Your goal
Repeat all of the records verbatim.

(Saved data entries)
----------

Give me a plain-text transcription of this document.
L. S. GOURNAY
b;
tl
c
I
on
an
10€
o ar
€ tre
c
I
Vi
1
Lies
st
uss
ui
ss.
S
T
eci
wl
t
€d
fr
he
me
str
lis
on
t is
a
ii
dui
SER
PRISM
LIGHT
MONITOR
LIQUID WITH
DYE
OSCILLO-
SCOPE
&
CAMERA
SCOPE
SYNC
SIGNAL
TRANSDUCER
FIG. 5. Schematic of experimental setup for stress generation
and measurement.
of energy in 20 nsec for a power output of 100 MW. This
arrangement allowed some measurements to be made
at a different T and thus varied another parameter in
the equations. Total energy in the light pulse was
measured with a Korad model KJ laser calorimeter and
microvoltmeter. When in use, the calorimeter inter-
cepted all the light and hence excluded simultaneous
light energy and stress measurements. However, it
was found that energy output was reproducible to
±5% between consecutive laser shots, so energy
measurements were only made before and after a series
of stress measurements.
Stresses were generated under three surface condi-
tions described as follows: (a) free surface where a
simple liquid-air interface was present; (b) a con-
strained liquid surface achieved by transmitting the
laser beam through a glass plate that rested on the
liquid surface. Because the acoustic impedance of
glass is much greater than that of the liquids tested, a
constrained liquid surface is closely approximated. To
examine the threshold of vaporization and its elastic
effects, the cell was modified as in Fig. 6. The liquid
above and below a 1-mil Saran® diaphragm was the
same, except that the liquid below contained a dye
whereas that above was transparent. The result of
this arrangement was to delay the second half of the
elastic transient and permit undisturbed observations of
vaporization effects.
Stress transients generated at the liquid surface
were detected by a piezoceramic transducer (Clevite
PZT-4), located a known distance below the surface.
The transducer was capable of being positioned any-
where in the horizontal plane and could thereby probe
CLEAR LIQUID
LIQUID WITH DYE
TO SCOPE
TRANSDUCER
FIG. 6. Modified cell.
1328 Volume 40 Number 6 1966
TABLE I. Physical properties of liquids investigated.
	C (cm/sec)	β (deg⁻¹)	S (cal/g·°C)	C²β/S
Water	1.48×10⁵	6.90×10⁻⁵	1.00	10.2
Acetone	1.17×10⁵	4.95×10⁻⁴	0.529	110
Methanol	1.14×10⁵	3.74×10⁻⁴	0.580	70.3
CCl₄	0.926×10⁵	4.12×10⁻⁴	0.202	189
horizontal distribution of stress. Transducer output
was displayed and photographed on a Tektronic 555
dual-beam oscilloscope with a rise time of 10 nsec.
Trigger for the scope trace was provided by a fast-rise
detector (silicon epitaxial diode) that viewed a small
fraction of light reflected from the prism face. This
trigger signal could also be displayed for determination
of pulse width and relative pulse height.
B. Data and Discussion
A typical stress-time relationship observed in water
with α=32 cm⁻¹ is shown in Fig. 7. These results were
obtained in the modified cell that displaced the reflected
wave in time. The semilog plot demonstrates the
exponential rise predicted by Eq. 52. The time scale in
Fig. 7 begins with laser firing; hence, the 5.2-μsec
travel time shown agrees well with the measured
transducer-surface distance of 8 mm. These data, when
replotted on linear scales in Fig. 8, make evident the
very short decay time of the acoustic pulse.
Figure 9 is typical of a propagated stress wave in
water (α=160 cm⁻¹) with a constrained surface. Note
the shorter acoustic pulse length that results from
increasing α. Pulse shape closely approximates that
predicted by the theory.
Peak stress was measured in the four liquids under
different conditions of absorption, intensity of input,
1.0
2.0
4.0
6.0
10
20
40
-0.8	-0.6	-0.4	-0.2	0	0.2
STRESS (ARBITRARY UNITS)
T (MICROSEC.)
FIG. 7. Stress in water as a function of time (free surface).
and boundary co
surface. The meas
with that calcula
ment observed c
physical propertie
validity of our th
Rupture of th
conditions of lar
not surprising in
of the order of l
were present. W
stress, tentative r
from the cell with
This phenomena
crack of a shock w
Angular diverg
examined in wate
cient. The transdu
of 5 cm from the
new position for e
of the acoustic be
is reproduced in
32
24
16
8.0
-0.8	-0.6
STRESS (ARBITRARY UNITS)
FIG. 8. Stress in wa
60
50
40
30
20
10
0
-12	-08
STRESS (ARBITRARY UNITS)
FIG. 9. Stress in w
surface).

----------

Answer for the task
Give me a plain-text transcription of this document.
L. S. GOURNAY
b;
tl
c
I
on
an
10€
o ar
€ tre
c
I
Vi
1
Lies
st
uss
ui
ss.
S
T
eci
wl
t
€d
fr
he
me
str
lis
on
t is
a
ii
dui
SER
PRISM
LIGHT
MONITOR
LIQUID WITH
DYE
OSCILLO-
SCOPE
&
CAMERA
SCOPE
SYNC
SIGNAL
TRANSDUCER
FIG. 5. Schematic of experimental setup for stress generation
and measurement.
of energy in 20 nsec for a power output of 100 MW. This
arrangement allowed some measurements to be made
at a different T and thus varied another parameter in
the equations. Total energy in the light pulse was
measured with a Korad model KJ laser calorimeter and
microvoltmeter. When in use, the calorimeter inter-
cepted all the light and hence excluded simultaneous
light energy and stress measurements. However, it
was found that energy output was reproducible to
±5% between consecutive laser shots, so energy
measurements were only made before and after a series
of stress measurements.
Stresses were generated under three surface condi-
tions described as follows: (a) free surface where a
simple liquid-air interface was present; (b) a con-
strained liquid surface achieved by transmitting the
laser beam through a glass plate that rested on the
liquid surface. Because the acoustic impedance of
glass is much greater than that of the liquids tested, a
constrained liquid surface is closely approximated. To
examine the threshold of vaporization and its elastic
effects, the cell was modified as in Fig. 6. The liquid
above and below a 1-mil Saran® diaphragm was the
same, except that the liquid below contained a dye
whereas that above was transparent. The result of
this arrangement was to delay the second half of the
elastic transient and permit undisturbed observations of
vaporization effects.
Stress transients generated at the liquid surface
were detected by a piezoceramic transducer (Clevite
PZT-4), located a known distance below the surface.
The transducer was capable of being positioned any-
where in the horizontal plane and could thereby probe
CLEAR LIQUID
LIQUID WITH DYE
TO SCOPE
TRANSDUCER
FIG. 6. Modified cell.
1328 Volume 40 Number 6 1966
TABLE I. Physical properties of liquids investigated.
	C (cm/sec)	β (deg⁻¹)	S (cal/g·°C)	C²β/S
Water	1.48×10⁵	6.90×10⁻⁵	1.00	10.2
Acetone	1.17×10⁵	4.95×10⁻⁴	0.529	110
Methanol	1.14×10⁵	3.74×10⁻⁴	0.580	70.3
CCl₄	0.926×10⁵	4.12×10⁻⁴	0.202	189
horizontal distribution of stress. Transducer output
was displayed and photographed on a Tektronic 555
dual-beam oscilloscope with a rise time of 10 nsec.
Trigger for the scope trace was provided by a fast-rise
detector (silicon epitaxial diode) that viewed a small
fraction of light reflected from the prism face. This
trigger signal could also be displayed for determination
of pulse width and relative pulse height.
B. Data and Discussion
A typical stress-time relationship observed in water
with α=32 cm⁻¹ is shown in Fig. 7. These results were
obtained in the modified cell that displaced the reflected
wave in time. The semilog plot demonstrates the
exponential rise predicted by Eq. 52. The time scale in
Fig. 7 begins with laser firing; hence, the 5.2-μsec
travel time shown agrees well with the measured
transducer-surface distance of 8 mm. These data, when
replotted on linear scales in Fig. 8, make evident the
very short decay time of the acoustic pulse.
Figure 9 is typical of a propagated stress wave in
water (α=160 cm⁻¹) with a constrained surface. Note
the shorter acoustic pulse length that results from
increasing α. Pulse shape closely approximates that
predicted by the theory.
Peak stress was measured in the four liquids under
different conditions of absorption, intensity of input,
1.0
2.0
4.0
6.0
10
20
40
-0.8	-0.6	-0.4	-0.2	0	0.2
STRESS (ARBITRARY UNITS)
T (MICROSEC.)
FIG. 7. Stress in water as a function of time (free surface).
and boundary co
surface. The meas
with that calcula
ment observed c
physical propertie
validity of our th
Rupture of th
conditions of lar
not surprising in
of the order of l
were present. W
stress, tentative r
from the cell with
This phenomena
crack of a shock w
Angular diverg
examined in wate
cient. The transdu
of 5 cm from the
new position for e
of the acoustic be
is reproduced in
32
24
16
8.0
-0.8	-0.6
STRESS (ARBITRARY UNITS)
FIG. 8. Stress in wa
60
50
40
30
20
10
0
-12	-08
STRESS (ARBITRARY UNITS)
FIG. 9. Stress in w
surface).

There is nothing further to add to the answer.